▸ PROMPT
Beginning at the line that contains "Output a JSON", transcribe the remaining lines of the listing exactly; include the final line and omit everything before.

▸ Stored data

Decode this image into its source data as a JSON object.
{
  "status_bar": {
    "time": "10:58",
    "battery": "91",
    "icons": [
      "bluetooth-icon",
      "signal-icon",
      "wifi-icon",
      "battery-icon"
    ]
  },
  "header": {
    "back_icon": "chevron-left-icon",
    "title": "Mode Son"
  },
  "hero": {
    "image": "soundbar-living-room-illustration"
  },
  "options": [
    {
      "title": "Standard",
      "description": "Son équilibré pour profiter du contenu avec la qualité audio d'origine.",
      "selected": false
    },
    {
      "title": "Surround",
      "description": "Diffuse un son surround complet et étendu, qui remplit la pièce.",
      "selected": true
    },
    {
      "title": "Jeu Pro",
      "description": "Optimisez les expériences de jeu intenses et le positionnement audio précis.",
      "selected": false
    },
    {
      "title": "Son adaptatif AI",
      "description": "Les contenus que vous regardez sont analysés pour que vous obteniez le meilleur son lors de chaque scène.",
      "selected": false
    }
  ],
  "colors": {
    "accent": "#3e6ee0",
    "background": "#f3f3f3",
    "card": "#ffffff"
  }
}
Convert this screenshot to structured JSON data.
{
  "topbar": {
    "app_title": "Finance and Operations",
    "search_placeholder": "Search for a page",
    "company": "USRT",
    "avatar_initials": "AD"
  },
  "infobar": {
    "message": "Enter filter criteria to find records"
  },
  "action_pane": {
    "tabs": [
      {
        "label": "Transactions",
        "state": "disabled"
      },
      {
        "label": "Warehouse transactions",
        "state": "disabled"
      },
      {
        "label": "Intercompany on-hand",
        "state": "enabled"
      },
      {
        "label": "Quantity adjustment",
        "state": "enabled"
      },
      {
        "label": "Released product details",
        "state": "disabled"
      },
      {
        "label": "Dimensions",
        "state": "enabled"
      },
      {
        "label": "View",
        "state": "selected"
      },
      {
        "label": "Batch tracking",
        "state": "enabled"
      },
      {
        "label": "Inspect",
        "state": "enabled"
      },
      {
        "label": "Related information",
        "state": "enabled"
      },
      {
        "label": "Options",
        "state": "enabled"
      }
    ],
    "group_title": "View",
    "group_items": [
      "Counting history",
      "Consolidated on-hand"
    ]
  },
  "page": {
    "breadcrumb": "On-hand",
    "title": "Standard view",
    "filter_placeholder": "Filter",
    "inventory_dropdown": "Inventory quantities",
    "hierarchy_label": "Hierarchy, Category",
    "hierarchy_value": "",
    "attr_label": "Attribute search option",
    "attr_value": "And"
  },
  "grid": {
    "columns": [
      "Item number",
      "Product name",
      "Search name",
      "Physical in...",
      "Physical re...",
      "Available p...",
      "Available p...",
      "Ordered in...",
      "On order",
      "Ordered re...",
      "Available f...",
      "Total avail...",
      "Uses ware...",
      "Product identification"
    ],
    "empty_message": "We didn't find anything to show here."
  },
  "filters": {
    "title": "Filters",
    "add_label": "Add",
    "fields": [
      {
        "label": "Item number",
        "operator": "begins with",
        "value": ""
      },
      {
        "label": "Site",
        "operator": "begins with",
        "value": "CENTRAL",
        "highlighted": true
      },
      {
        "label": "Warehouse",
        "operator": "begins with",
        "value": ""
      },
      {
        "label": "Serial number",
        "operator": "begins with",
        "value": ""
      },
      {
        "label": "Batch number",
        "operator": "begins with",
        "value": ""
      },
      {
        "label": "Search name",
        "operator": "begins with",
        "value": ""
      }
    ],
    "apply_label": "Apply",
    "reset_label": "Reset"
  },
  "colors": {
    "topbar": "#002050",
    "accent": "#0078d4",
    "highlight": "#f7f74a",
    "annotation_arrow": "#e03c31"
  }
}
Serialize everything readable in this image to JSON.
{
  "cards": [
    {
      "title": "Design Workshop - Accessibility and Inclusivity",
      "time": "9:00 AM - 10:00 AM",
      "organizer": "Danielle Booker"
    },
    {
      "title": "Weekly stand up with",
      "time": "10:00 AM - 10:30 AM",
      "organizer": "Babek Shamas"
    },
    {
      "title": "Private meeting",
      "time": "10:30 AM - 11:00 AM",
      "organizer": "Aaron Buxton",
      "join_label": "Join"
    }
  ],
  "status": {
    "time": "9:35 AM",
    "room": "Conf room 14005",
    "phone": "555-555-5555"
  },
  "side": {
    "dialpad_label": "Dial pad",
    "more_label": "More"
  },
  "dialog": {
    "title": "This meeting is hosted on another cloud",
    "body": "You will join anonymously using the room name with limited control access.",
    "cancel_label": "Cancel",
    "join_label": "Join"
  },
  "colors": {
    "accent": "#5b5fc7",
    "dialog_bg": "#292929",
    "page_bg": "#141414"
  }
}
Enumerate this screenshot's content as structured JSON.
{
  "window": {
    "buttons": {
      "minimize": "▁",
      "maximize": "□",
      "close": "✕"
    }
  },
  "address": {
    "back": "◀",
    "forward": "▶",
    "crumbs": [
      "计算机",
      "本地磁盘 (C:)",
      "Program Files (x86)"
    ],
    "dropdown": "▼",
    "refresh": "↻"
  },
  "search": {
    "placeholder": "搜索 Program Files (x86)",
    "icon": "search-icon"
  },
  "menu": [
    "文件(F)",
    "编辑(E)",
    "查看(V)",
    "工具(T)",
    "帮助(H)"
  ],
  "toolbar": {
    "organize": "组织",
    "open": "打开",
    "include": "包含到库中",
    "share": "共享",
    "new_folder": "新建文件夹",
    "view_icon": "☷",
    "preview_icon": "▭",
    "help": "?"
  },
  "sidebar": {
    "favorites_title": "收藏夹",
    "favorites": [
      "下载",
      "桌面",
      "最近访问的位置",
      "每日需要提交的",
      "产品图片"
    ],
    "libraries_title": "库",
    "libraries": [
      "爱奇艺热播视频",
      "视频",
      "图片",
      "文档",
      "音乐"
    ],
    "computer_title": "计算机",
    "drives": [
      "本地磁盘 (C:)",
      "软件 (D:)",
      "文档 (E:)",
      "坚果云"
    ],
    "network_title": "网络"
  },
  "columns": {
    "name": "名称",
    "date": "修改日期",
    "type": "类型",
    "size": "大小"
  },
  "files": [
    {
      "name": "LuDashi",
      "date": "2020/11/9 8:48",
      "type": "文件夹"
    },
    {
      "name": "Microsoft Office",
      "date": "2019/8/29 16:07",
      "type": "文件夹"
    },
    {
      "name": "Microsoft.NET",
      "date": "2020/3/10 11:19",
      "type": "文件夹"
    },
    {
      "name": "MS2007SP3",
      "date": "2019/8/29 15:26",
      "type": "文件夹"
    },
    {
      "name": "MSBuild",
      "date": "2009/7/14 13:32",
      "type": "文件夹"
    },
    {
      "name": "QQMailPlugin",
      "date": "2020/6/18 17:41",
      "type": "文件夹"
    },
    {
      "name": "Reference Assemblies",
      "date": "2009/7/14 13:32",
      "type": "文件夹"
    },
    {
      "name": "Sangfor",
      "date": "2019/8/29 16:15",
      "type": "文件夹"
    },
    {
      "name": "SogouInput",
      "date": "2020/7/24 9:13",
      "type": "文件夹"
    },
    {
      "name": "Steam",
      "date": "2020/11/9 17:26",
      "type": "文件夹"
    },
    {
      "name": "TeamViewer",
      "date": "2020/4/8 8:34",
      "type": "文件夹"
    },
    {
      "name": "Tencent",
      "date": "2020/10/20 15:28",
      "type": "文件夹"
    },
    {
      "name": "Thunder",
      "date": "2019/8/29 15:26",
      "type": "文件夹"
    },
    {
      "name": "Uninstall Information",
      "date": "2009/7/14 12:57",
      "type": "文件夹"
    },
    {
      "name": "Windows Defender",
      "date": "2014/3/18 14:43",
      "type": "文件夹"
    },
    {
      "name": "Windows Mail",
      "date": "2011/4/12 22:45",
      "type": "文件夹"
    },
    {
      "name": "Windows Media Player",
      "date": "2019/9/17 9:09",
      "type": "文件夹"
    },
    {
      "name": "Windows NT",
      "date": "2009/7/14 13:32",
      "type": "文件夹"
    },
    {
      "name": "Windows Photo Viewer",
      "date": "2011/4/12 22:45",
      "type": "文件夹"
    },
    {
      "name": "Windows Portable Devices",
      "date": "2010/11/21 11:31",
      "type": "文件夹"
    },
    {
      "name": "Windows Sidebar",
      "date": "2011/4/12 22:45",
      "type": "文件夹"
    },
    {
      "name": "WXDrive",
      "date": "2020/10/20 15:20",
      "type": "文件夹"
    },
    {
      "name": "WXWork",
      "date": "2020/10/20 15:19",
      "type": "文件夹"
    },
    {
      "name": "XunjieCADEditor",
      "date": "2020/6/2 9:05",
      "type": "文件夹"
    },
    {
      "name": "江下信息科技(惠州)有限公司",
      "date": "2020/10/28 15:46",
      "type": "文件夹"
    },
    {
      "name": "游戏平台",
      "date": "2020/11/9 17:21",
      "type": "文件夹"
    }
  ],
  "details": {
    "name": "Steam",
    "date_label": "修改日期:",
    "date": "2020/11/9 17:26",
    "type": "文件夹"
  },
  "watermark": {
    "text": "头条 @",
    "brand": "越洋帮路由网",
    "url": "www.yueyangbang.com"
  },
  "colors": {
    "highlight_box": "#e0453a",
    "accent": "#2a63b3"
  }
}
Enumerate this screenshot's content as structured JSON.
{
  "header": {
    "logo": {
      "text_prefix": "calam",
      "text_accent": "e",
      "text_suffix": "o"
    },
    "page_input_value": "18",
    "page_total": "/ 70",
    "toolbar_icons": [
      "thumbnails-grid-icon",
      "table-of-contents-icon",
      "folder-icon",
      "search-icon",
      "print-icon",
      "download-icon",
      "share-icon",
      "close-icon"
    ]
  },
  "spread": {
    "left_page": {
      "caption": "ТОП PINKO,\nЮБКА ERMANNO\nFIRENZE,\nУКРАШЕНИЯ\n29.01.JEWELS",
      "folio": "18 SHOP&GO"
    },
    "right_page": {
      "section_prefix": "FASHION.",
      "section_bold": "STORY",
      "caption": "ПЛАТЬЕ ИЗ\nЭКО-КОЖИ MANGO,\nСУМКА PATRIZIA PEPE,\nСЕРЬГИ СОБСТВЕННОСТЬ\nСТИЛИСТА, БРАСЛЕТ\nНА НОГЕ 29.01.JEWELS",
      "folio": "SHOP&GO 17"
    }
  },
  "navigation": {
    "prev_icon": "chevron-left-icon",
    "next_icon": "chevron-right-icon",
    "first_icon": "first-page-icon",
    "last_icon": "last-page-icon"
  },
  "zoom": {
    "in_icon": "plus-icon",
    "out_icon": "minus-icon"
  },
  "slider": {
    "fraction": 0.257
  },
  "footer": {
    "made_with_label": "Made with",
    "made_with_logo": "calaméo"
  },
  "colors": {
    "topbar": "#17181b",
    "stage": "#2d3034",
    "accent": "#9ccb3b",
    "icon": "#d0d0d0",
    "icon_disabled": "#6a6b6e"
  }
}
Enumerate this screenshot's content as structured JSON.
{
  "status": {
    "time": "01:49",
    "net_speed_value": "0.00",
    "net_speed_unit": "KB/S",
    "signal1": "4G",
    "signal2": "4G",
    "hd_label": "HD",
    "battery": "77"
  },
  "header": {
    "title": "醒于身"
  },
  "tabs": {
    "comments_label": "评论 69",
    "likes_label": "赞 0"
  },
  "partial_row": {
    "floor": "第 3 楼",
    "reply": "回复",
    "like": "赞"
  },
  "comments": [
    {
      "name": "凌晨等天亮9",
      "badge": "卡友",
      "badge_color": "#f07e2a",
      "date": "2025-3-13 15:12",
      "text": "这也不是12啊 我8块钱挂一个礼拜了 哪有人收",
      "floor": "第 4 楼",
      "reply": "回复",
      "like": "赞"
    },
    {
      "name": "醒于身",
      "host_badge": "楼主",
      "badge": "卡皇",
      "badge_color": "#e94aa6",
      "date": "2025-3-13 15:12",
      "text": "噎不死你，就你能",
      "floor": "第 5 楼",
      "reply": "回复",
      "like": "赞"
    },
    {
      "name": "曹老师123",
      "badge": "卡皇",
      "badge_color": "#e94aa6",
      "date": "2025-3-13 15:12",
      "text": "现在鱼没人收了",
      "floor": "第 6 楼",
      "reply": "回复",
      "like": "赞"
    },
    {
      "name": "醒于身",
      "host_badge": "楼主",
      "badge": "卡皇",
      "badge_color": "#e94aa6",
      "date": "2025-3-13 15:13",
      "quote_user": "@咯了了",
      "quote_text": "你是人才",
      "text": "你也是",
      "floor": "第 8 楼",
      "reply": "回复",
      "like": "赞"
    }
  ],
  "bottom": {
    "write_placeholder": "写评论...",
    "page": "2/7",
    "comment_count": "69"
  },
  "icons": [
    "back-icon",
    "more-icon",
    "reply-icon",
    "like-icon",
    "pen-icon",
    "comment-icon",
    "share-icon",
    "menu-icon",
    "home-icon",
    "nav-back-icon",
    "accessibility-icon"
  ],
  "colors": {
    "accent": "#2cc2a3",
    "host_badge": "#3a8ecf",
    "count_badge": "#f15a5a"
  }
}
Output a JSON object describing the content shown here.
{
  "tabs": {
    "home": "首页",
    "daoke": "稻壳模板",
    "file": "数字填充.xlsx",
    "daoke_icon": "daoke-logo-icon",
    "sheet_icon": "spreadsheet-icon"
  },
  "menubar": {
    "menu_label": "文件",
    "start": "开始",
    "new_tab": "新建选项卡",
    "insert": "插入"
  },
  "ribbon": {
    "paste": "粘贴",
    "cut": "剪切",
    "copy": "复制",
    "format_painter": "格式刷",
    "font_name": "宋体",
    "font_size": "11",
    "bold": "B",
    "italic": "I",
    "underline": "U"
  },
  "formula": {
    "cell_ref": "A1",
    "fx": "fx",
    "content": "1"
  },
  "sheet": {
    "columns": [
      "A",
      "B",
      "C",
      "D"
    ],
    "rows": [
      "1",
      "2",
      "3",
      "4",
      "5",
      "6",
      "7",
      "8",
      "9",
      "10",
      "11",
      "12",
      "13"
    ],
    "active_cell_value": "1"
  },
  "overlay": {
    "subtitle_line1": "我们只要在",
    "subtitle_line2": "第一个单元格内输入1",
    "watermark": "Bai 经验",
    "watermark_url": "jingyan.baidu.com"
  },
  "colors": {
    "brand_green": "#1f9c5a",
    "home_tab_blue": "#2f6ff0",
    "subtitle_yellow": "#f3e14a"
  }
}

▸ SOLVED PROBLEM
Output a JSON object describing the content shown here.
{
  "tabs": {
    "home": "首页",
    "daoke": "稻壳模板",
    "file": "数字填充.xlsx",
    "daoke_icon": "daoke-logo-icon",
    "sheet_icon": "spreadsheet-icon"
  },
  "menubar": {
    "menu_label": "文件",
    "start": "开始",
    "new_tab": "新建选项卡",
    "insert": "插入"
  },
  "ribbon": {
    "paste": "粘贴",
    "cut": "剪切",
    "copy": "复制",
    "format_painter": "格式刷",
    "font_name": "宋体",
    "font_size": "11",
    "bold": "B",
    "italic": "I",
    "underline": "U"
  },
  "formula": {
    "cell_ref": "A1",
    "fx": "fx",
    "content": "1"
  },
  "sheet": {
    "columns": [
      "A",
      "B",
      "C",
      "D"
    ],
    "rows": [
      "1",
      "2",
      "3",
      "4",
      "5",
      "6",
      "7",
      "8",
      "9",
      "10",
      "11",
      "12",
      "13"
    ],
    "active_cell_value": "1"
  },
  "overlay": {
    "subtitle_line1": "我们只要在",
    "subtitle_line2": "第一个单元格内输入1",
    "watermark": "Bai 经验",
    "watermark_url": "jingyan.baidu.com"
  },
  "colors": {
    "brand_green": "#1f9c5a",
    "home_tab_blue": "#2f6ff0",
    "subtitle_yellow": "#f3e14a"
  }
}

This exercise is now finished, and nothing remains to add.